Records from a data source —
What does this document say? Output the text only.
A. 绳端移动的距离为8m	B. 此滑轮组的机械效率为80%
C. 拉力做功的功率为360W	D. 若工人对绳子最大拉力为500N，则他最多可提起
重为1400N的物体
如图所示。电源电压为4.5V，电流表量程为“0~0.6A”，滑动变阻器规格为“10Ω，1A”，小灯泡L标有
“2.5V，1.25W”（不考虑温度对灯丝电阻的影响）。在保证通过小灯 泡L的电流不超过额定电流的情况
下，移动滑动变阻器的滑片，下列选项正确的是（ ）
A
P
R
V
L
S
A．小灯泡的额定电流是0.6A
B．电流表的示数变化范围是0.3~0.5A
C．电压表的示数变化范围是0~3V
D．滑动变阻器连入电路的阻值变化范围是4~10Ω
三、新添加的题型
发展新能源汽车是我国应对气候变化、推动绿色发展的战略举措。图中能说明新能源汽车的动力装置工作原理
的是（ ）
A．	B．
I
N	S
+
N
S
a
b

To be done — Extract the listing in its entirety, matching it exactly.

Exercise response —
What does this document say? Output the text only.
A. 绳端移动的距离为8m	B. 此滑轮组的机械效率为80%
C. 拉力做功的功率为360W	D. 若工人对绳子最大拉力为500N，则他最多可提起
重为1400N的物体
如图所示。电源电压为4.5V，电流表量程为“0~0.6A”，滑动变阻器规格为“10Ω，1A”，小灯泡L标有
“2.5V，1.25W”（不考虑温度对灯丝电阻的影响）。在保证通过小灯 泡L的电流不超过额定电流的情况
下，移动滑动变阻器的滑片，下列选项正确的是（ ）
A
P
R
V
L
S
A．小灯泡的额定电流是0.6A
B．电流表的示数变化范围是0.3~0.5A
C．电压表的示数变化范围是0~3V
D．滑动变阻器连入电路的阻值变化范围是4~10Ω
三、新添加的题型
发展新能源汽车是我国应对气候变化、推动绿色发展的战略举措。图中能说明新能源汽车的动力装置工作原理
的是（ ）
A．	B．
I
N	S
+
N
S
a
b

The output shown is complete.